The exercise:
Of the lines in the listing below, how many hold "text"? Answer with the number only.
++++++++++
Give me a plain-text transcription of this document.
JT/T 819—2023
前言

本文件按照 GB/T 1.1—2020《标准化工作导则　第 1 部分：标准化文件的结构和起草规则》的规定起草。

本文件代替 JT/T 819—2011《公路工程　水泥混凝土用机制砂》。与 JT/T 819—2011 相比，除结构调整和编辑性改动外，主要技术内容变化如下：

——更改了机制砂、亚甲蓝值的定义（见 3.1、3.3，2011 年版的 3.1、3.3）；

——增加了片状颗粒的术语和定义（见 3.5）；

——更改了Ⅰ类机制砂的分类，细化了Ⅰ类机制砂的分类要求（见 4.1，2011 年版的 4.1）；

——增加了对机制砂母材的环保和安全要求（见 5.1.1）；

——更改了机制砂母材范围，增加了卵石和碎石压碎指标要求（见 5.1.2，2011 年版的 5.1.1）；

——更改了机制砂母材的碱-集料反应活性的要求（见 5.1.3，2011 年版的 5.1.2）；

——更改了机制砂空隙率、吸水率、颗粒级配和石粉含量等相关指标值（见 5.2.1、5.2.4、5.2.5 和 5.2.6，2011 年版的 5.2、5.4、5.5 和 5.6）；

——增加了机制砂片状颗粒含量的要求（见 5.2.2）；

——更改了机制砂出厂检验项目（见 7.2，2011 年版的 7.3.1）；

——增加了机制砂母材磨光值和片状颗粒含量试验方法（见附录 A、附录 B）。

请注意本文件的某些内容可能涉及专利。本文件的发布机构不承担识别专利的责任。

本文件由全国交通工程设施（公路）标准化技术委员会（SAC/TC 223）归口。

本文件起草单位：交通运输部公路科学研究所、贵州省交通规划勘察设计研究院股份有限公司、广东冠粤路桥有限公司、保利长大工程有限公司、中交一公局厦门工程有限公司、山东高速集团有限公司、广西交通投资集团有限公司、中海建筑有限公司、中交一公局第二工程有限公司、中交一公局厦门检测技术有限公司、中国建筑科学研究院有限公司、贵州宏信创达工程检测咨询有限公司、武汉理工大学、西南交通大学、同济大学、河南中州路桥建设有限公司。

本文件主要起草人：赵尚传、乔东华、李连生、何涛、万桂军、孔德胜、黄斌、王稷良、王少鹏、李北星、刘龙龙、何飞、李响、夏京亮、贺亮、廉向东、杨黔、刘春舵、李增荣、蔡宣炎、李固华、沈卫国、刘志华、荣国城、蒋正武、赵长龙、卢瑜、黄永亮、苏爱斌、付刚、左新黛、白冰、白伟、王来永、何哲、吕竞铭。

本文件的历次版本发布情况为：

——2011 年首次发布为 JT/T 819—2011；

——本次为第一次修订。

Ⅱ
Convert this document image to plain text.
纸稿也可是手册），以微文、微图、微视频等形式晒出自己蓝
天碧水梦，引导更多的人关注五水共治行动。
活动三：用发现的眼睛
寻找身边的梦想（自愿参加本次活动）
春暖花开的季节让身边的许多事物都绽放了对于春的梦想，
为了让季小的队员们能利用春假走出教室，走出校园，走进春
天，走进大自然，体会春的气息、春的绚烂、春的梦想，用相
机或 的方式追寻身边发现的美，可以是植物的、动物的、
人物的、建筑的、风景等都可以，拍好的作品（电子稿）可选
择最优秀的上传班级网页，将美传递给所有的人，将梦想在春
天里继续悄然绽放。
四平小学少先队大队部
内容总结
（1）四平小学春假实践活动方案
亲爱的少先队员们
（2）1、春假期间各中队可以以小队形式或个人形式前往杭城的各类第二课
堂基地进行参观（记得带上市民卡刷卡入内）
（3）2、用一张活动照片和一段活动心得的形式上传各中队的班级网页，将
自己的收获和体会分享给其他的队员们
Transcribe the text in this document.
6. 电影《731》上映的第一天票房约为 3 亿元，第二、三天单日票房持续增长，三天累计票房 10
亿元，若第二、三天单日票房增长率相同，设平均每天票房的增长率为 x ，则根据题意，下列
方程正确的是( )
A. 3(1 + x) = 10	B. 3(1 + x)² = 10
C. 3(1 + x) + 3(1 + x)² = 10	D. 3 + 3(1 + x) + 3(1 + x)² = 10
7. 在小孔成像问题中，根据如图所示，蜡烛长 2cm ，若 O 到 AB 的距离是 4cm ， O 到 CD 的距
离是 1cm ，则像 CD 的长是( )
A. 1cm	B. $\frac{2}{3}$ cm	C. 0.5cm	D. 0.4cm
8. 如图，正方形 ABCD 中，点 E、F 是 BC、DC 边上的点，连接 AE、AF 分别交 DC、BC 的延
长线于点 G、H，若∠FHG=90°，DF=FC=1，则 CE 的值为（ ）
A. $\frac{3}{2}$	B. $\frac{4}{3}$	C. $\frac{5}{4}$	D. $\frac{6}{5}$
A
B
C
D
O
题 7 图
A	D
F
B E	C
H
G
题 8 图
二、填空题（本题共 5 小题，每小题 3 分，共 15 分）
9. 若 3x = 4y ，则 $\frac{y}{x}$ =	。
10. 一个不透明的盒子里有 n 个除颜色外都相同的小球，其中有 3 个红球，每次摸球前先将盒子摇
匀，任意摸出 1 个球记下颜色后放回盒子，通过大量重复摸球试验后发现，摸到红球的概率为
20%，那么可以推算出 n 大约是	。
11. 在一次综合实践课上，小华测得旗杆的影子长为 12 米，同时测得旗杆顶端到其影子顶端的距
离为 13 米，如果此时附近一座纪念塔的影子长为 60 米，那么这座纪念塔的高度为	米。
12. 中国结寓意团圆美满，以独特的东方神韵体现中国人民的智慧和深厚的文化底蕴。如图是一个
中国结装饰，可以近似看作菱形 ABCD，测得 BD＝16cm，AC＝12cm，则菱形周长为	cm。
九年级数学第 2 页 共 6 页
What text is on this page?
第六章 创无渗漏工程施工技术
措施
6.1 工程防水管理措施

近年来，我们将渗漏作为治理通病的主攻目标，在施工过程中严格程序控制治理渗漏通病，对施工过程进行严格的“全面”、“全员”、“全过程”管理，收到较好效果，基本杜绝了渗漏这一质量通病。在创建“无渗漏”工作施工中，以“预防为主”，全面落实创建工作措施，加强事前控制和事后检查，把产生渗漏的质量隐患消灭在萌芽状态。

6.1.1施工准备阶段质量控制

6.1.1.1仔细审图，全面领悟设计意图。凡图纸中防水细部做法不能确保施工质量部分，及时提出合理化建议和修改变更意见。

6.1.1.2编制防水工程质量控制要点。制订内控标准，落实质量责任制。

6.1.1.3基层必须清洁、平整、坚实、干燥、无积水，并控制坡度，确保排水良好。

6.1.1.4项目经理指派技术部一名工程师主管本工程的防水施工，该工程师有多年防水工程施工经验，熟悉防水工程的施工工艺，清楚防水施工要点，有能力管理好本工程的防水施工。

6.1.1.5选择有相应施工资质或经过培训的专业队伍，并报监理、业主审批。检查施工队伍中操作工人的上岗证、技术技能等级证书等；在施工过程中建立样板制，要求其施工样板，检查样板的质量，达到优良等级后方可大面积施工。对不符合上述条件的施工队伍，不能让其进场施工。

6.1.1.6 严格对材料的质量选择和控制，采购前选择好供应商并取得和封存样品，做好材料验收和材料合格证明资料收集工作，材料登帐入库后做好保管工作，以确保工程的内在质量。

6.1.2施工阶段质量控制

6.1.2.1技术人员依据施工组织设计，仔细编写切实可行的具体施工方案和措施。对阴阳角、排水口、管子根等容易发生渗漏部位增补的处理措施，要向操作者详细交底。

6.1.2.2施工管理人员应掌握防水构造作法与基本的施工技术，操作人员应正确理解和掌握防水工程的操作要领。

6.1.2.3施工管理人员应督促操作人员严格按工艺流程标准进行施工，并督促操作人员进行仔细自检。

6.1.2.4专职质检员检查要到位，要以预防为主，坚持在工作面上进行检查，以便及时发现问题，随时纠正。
++++++++++
Correct answer:
4